- Problem to work on
Find every line in the records below that holds the word "Ereignis", and copy it out.

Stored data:

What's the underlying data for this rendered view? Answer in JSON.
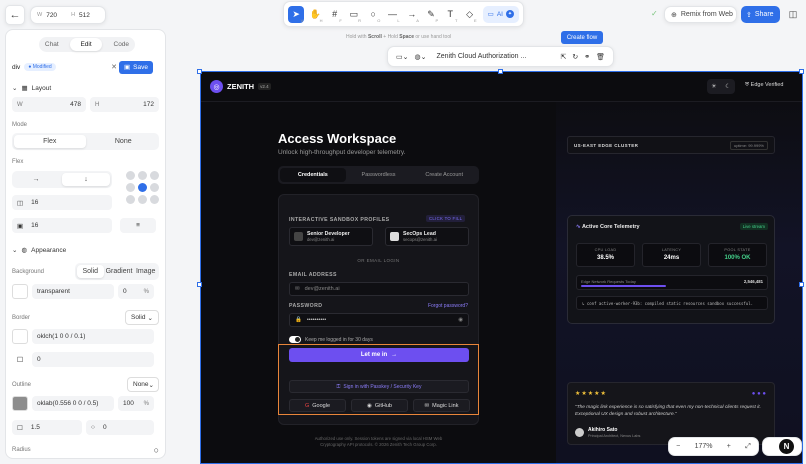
{
  "topbar": {
    "width_label": "W",
    "width": "720",
    "height_label": "H",
    "height": "512"
  },
  "toolbar": {
    "ai_label": "AI",
    "hint_pre": "Hold with",
    "hint_scroll": "Scroll",
    "hint_mid": "+ Hold",
    "hint_space": "Space",
    "hint_post": "or use hand tool",
    "tools": [
      {
        "name": "select-tool",
        "glyph": "➤",
        "key": "V"
      },
      {
        "name": "hand-tool",
        "glyph": "✋",
        "key": "H"
      },
      {
        "name": "frame-tool",
        "glyph": "#",
        "key": "F"
      },
      {
        "name": "rectangle-tool",
        "glyph": "▭",
        "key": "R"
      },
      {
        "name": "ellipse-tool",
        "glyph": "○",
        "key": "O"
      },
      {
        "name": "line-tool",
        "glyph": "—",
        "key": "L"
      },
      {
        "name": "arrow-tool",
        "glyph": "→",
        "key": "A"
      },
      {
        "name": "pen-tool",
        "glyph": "✎",
        "key": "P"
      },
      {
        "name": "text-tool",
        "glyph": "T",
        "key": "T"
      },
      {
        "name": "eraser-tool",
        "glyph": "◇",
        "key": "E"
      }
    ]
  },
  "header": {
    "remix_label": "Remix from Web",
    "share_label": "Share"
  },
  "panel": {
    "tabs": [
      "Chat",
      "Edit",
      "Code"
    ],
    "active_tab": "Edit",
    "element": "div",
    "modified": "Modified",
    "save_label": "Save",
    "layout": {
      "title": "Layout",
      "w_label": "W",
      "w": "478",
      "h_label": "H",
      "h": "172",
      "mode_label": "Mode",
      "modes": [
        "Flex",
        "None"
      ],
      "flex_label": "Flex",
      "gap": "16",
      "padding": "16"
    },
    "appearance": {
      "title": "Appearance",
      "background_label": "Background",
      "bg_types": [
        "Solid",
        "Gradient",
        "Image"
      ],
      "bg_value": "transparent",
      "bg_opacity": "0",
      "pct": "%",
      "border_label": "Border",
      "border_type": "Solid",
      "border_value": "oklch(1 0 0 / 0.1)",
      "border_width": "0",
      "outline_label": "Outline",
      "outline_type": "None",
      "outline_value": "oklab(0.556 0 0 / 0.5)",
      "outline_opacity": "100",
      "outline_width": "1.5",
      "outline_offset": "0",
      "radius_label": "Radius"
    }
  },
  "canvas": {
    "flow_label": "Create flow",
    "context_title": "Zenith Cloud Authorization ...",
    "zoom": "177%"
  },
  "app": {
    "brand": "ZENITH",
    "version": "v2.4",
    "edge": "Edge Verified",
    "title": "Access Workspace",
    "subtitle": "Unlock high-throughput developer telemetry.",
    "tabs": [
      "Credentials",
      "Passwordless",
      "Create Account"
    ],
    "profiles_label": "INTERACTIVE SANDBOX PROFILES",
    "click_fill": "CLICK TO FILL",
    "profiles": [
      {
        "name": "Senior Developer",
        "email": "dev@zenith.ai"
      },
      {
        "name": "SecOps Lead",
        "email": "secops@zenith.ai"
      }
    ],
    "or_label": "OR EMAIL LOGIN",
    "email_label": "EMAIL ADDRESS",
    "email_value": "dev@zenith.ai",
    "password_label": "PASSWORD",
    "forgot": "Forgot password?",
    "password_value": "••••••••••",
    "keep": "Keep me logged in for 30 days",
    "login": "Let me in",
    "passkey": "Sign in with Passkey / Security Key",
    "social": [
      "Google",
      "GitHub",
      "Magic Link"
    ],
    "footer1": "Authorized use only. Session tokens are signed via local HSM Web",
    "footer2": "Cryptography API protocols. © 2026 Zenith Tech Group Corp.",
    "region": "US-EAST EDGE CLUSTER",
    "uptime": "uptime: 99.999%",
    "telemetry": {
      "title": "Active Core Telemetry",
      "live": "Live stream",
      "stats": [
        {
          "label": "CPU LOAD",
          "value": "38.5%"
        },
        {
          "label": "LATENCY",
          "value": "24ms"
        },
        {
          "label": "POOL STATE",
          "value": "100% OK"
        }
      ],
      "bar_label": "Edge Network Requests Today",
      "bar_value": "2,546,481",
      "bar_fraction": 0.46,
      "cmd": "conf active-worker-93b: compiled static resources sandbox successful."
    },
    "quote": {
      "stars": "★★★★★",
      "text": "\"The magic link experience is so satisfying that even my non-technical clients request it. Exceptional UX design and robust architecture.\"",
      "name": "Akihiro Sato",
      "role": "Principal Architect, Nexus Labs"
    }
  },
  "colors": {
    "accent": "#2f6fe8",
    "brand": "#6d4ff0",
    "highlight": "#e9853a",
    "success": "#44d08a"
  }
}
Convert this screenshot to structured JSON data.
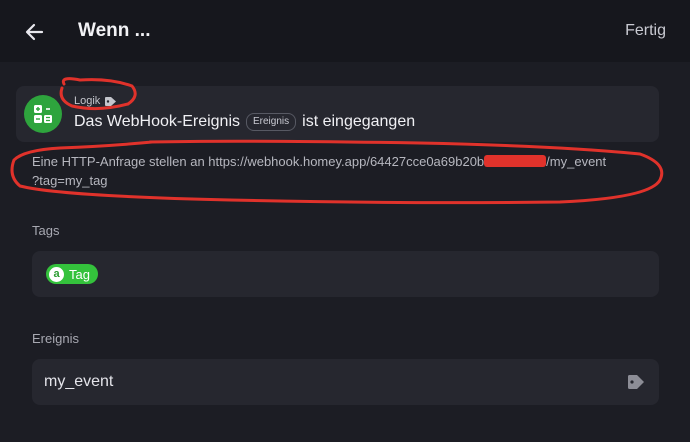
{
  "header": {
    "title": "Wenn ...",
    "done_label": "Fertig",
    "back_icon": "arrow-left-icon"
  },
  "card": {
    "category": "Logik",
    "text_before": "Das WebHook-Ereignis",
    "pill": "Ereignis",
    "text_after": "ist eingegangen",
    "icon": "logic-calculator-icon",
    "icon_color": "#2ea43d"
  },
  "description": {
    "prefix": "Eine HTTP-Anfrage stellen an https://webhook.homey.app/64427cce0a69b20b",
    "suffix": "/my_event",
    "line2": "?tag=my_tag"
  },
  "tags_section": {
    "label": "Tags",
    "chip_icon": "a",
    "chip_label": "Tag",
    "chip_color": "#34c23c"
  },
  "event_section": {
    "label": "Ereignis",
    "value": "my_event"
  },
  "annotations": {
    "color": "#e0322b"
  }
}
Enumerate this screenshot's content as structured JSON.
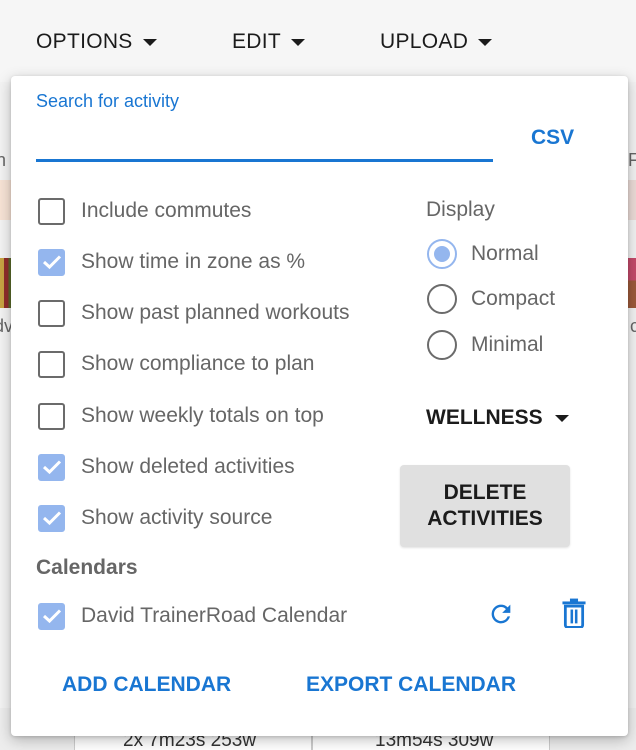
{
  "topbar": {
    "options_label": "OPTIONS",
    "edit_label": "EDIT",
    "upload_label": "UPLOAD"
  },
  "background": {
    "left_fragments": [
      "n",
      "dv"
    ],
    "right_fragments": [
      "F",
      "c"
    ],
    "bottom_cells": [
      "2x 7m23s 253w",
      "13m54s 309w"
    ]
  },
  "panel": {
    "search": {
      "label": "Search for activity",
      "value": "",
      "placeholder": ""
    },
    "csv_label": "CSV",
    "options": [
      {
        "label": "Include commutes",
        "checked": false
      },
      {
        "label": "Show time in zone as %",
        "checked": true
      },
      {
        "label": "Show past planned workouts",
        "checked": false
      },
      {
        "label": "Show compliance to plan",
        "checked": false
      },
      {
        "label": "Show weekly totals on top",
        "checked": false
      },
      {
        "label": "Show deleted activities",
        "checked": true
      },
      {
        "label": "Show activity source",
        "checked": true
      }
    ],
    "display": {
      "title": "Display",
      "options": [
        {
          "label": "Normal",
          "selected": true
        },
        {
          "label": "Compact",
          "selected": false
        },
        {
          "label": "Minimal",
          "selected": false
        }
      ]
    },
    "wellness_label": "WELLNESS",
    "delete_line1": "DELETE",
    "delete_line2": "ACTIVITIES",
    "calendars": {
      "title": "Calendars",
      "items": [
        {
          "label": "David TrainerRoad Calendar",
          "checked": true
        }
      ]
    },
    "add_calendar_label": "ADD CALENDAR",
    "export_calendar_label": "EXPORT CALENDAR"
  },
  "colors": {
    "accent": "#1976d2",
    "checked_fill": "#94b6ee",
    "text_gray": "#666666",
    "button_gray": "#e0e0e0"
  },
  "icons": {
    "refresh": "refresh-icon",
    "trash": "trash-icon",
    "caret": "caret-down-icon",
    "check": "checkmark-icon"
  }
}
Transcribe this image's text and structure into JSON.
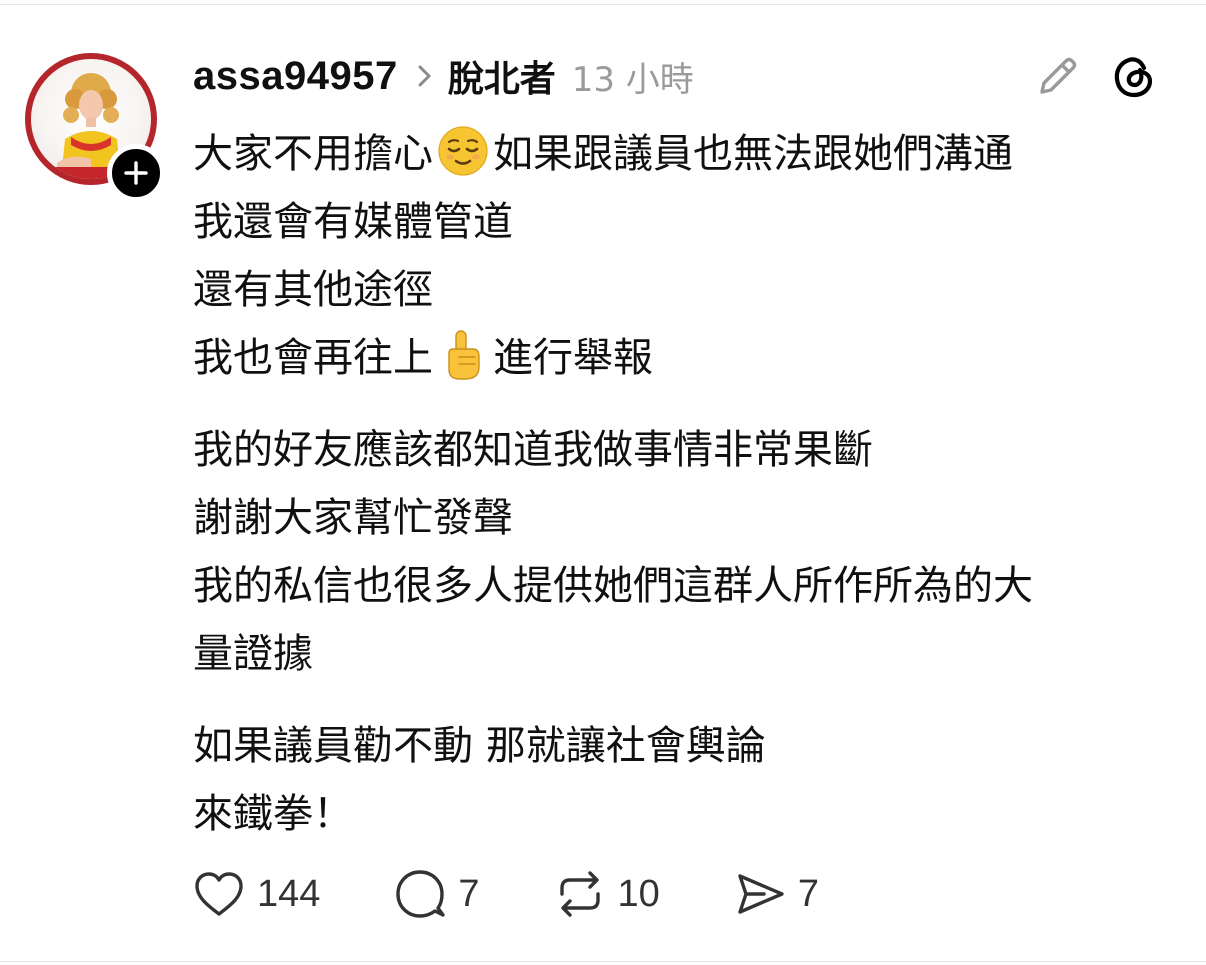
{
  "post": {
    "username": "assa94957",
    "topic": "脫北者",
    "timestamp": "13 小時",
    "lines": [
      {
        "before": "大家不用擔心",
        "emoji": "relieved-face-emoji",
        "after": "如果跟議員也無法跟她們溝通"
      },
      {
        "text": "我還會有媒體管道"
      },
      {
        "text": "還有其他途徑"
      },
      {
        "before": "我也會再往上",
        "emoji": "pointing-up-emoji",
        "after": "進行舉報"
      },
      {
        "text": "我的好友應該都知道我做事情非常果斷"
      },
      {
        "text": "謝謝大家幫忙發聲"
      },
      {
        "text": "我的私信也很多人提供她們這群人所作所為的大"
      },
      {
        "text": "量證據"
      },
      {
        "text": "如果議員勸不動 那就讓社會輿論"
      },
      {
        "text": "來鐵拳！"
      }
    ]
  },
  "actions": {
    "likes": "144",
    "replies": "7",
    "reposts": "10",
    "shares": "7"
  },
  "icons": {
    "follow": "plus-icon",
    "separator": "chevron-right-icon",
    "edit": "pencil-icon",
    "app": "threads-logo-icon",
    "like": "heart-icon",
    "reply": "speech-bubble-icon",
    "repost": "repost-icon",
    "share": "send-icon"
  },
  "colors": {
    "text": "#101010",
    "muted": "#9a9a9a",
    "avatar_ring": "#b5252c"
  }
}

- Full response
    "text_before": "Das WebHook-Ereignis",
    "pill": "Ereignis",
    "label": "Ereignis",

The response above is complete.